# SET PROBLEM
Provide only the number of lines in the records below that include "τοὺς".

┌─ INFORMATION GIVEN

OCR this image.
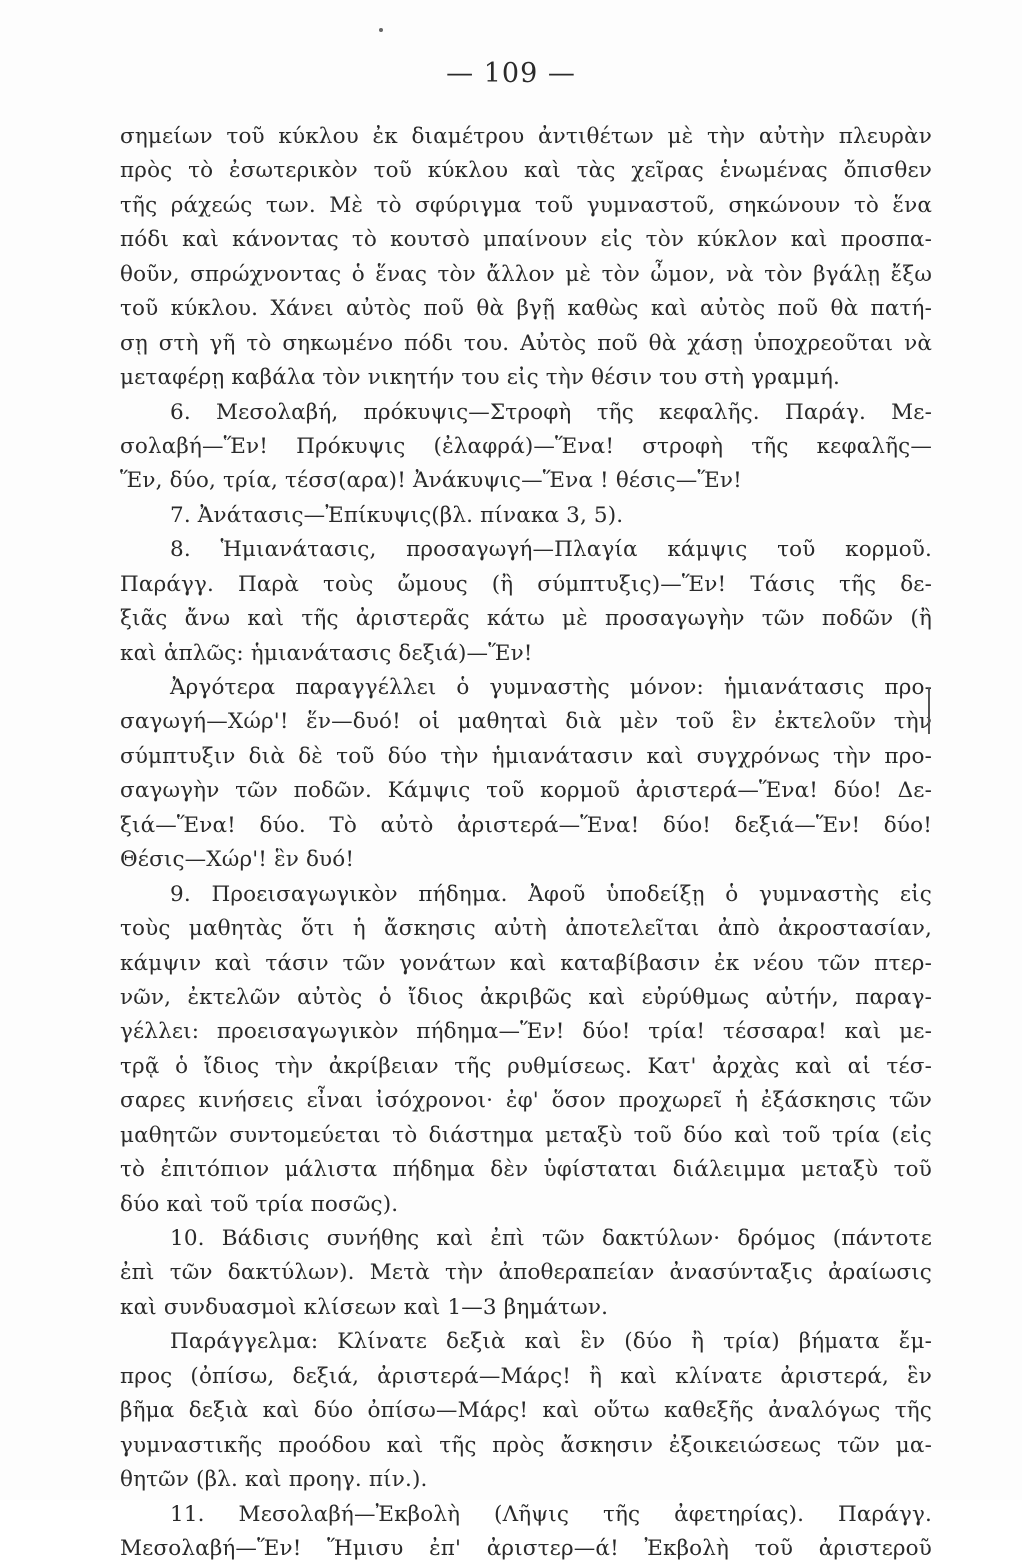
— 109 —
σημείων τοῦ κύκλου ἐκ διαμέτρου ἀντιθέτων μὲ τὴν αὐτὴν πλευρὰν
πρὸς τὸ ἐσωτερικὸν τοῦ κύκλου καὶ τὰς χεῖρας ἑνωμένας ὄπισθεν
τῆς ράχεώς των. Μὲ τὸ σφύριγμα τοῦ γυμναστοῦ, σηκώνουν τὸ ἕνα
πόδι καὶ κάνοντας τὸ κουτσὸ μπαίνουν εἰς τὸν κύκλον καὶ προσπα-
θοῦν, σπρώχνοντας ὁ ἕνας τὸν ἄλλον μὲ τὸν ὦμον, νὰ τὸν βγάλῃ ἔξω
τοῦ κύκλου. Χάνει αὐτὸς ποῦ θὰ βγῇ καθὼς καὶ αὐτὸς ποῦ θὰ πατή-
σῃ στὴ γῆ τὸ σηκωμένο πόδι του. Αὐτὸς ποῦ θὰ χάσῃ ὑποχρεοῦται νὰ
μεταφέρῃ καβάλα τὸν νικητήν του εἰς τὴν θέσιν του στὴ γραμμή.
6. Μεσολαβή, πρόκυψις—Στροφὴ τῆς κεφαλῆς. Παράγ. Με-
σολαβή—Ἕν! Πρόκυψις (ἐλαφρά)—Ἕνα! στροφὴ τῆς κεφαλῆς—
Ἕν, δύο, τρία, τέσσ(αρα)! Ἀνάκυψις—Ἕνα ! θέσις—Ἕν!
7. Ἀνάτασις—Ἐπίκυψις(βλ. πίνακα 3, 5).
8. Ἡμιανάτασις, προσαγωγή—Πλαγία κάμψις τοῦ κορμοῦ.
Παράγγ. Παρὰ τοὺς ὤμους (ἢ σύμπτυξις)—Ἕν! Τάσις τῆς δε-
ξιᾶς ἄνω καὶ τῆς ἀριστερᾶς κάτω μὲ προσαγωγὴν τῶν ποδῶν (ἢ
καὶ ἁπλῶς: ἡμιανάτασις δεξιά)—Ἕν!
Ἀργότερα παραγγέλλει ὁ γυμναστὴς μόνον: ἡμιανάτασις προ-
σαγωγή—Χώρ'! ἕν—δυό! οἱ μαθηταὶ διὰ μὲν τοῦ ἓν ἐκτελοῦν τὴν
σύμπτυξιν διὰ δὲ τοῦ δύο τὴν ἡμιανάτασιν καὶ συγχρόνως τὴν προ-
σαγωγὴν τῶν ποδῶν. Κάμψις τοῦ κορμοῦ ἀριστερά—Ἕνα! δύο! Δε-
ξιά—Ἕνα! δύο. Τὸ αὐτὸ ἀριστερά—Ἕνα! δύο! δεξιά—Ἕν! δύο!
Θέσις—Χώρ'! ἓν δυό!
9. Προεισαγωγικὸν πήδημα. Ἀφοῦ ὑποδείξῃ ὁ γυμναστὴς εἰς
τοὺς μαθητὰς ὅτι ἡ ἄσκησις αὐτὴ ἀποτελεῖται ἀπὸ ἀκροστασίαν,
κάμψιν καὶ τάσιν τῶν γονάτων καὶ καταβίβασιν ἐκ νέου τῶν πτερ-
νῶν, ἐκτελῶν αὐτὸς ὁ ἴδιος ἀκριβῶς καὶ εὐρύθμως αὐτήν, παραγ-
γέλλει: προεισαγωγικὸν πήδημα—Ἕν! δύο! τρία! τέσσαρα! καὶ με-
τρᾷ ὁ ἴδιος τὴν ἀκρίβειαν τῆς ρυθμίσεως. Κατ' ἀρχὰς καὶ αἱ τέσ-
σαρες κινήσεις εἶναι ἰσόχρονοι· ἐφ' ὅσον προχωρεῖ ἡ ἐξάσκησις τῶν
μαθητῶν συντομεύεται τὸ διάστημα μεταξὺ τοῦ δύο καὶ τοῦ τρία (εἰς
τὸ ἐπιτόπιον μάλιστα πήδημα δὲν ὑφίσταται διάλειμμα μεταξὺ τοῦ
δύο καὶ τοῦ τρία ποσῶς).
10. Βάδισις συνήθης καὶ ἐπὶ τῶν δακτύλων· δρόμος (πάντοτε
ἐπὶ τῶν δακτύλων). Μετὰ τὴν ἀποθεραπείαν ἀνασύνταξις ἀραίωσις
καὶ συνδυασμοὶ κλίσεων καὶ 1—3 βημάτων.
Παράγγελμα: Κλίνατε δεξιὰ καὶ ἓν (δύο ἢ τρία) βήματα ἔμ-
προς (ὀπίσω, δεξιά, ἀριστερά—Μάρς! ἢ καὶ κλίνατε ἀριστερά, ἓν
βῆμα δεξιὰ καὶ δύο ὀπίσω—Μάρς! καὶ οὕτω καθεξῆς ἀναλόγως τῆς
γυμναστικῆς προόδου καὶ τῆς πρὸς ἄσκησιν ἐξοικειώσεως τῶν μα-
θητῶν (βλ. καὶ προηγ. πίν.).
11. Μεσολαβή—Ἐκβολὴ (Λῆψις τῆς ἀφετηρίας). Παράγγ.
Μεσολαβή—Ἕν! Ἥμισυ ἐπ' ἀριστερ—ά! Ἐκβολὴ τοῦ ἀριστεροῦ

└─

# ANSWER TO THE EXERCISE
2